WHAT IS REQUIRED. For the listing underneath, give the count of lines containing the string "Numéro" and nothing further.

Extracted records.
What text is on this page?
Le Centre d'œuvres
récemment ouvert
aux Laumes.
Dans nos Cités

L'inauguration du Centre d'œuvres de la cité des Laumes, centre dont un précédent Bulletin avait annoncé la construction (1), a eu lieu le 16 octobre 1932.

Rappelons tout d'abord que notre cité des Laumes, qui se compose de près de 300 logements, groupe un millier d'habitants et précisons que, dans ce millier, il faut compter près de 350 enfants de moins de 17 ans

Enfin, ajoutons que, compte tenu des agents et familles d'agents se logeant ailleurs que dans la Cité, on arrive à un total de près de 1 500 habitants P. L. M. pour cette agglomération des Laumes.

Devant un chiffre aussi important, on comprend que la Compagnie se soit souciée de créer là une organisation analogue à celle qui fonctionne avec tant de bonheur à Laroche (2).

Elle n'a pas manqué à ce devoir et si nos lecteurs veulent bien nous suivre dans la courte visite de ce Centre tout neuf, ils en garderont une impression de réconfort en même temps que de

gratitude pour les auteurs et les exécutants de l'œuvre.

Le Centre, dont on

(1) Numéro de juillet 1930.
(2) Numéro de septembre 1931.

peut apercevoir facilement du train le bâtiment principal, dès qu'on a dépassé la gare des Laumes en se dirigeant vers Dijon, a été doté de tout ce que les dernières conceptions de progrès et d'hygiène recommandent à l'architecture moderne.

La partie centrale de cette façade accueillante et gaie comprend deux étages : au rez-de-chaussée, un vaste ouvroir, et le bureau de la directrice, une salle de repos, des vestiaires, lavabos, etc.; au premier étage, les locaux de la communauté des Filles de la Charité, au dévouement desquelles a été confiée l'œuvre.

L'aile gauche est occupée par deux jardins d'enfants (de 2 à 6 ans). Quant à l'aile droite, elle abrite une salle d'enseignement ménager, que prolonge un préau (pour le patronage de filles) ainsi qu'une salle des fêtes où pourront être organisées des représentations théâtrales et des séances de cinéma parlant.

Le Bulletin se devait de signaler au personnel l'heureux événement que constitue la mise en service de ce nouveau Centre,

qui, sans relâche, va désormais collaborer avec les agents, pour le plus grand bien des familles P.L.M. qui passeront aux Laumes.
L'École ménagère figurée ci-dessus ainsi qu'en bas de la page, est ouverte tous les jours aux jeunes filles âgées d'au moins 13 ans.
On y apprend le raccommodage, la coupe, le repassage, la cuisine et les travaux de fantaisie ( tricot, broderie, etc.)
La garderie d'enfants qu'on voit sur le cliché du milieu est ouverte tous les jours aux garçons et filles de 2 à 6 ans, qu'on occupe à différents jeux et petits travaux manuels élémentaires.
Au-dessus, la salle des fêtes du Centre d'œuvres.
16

IN RESPONSE. 2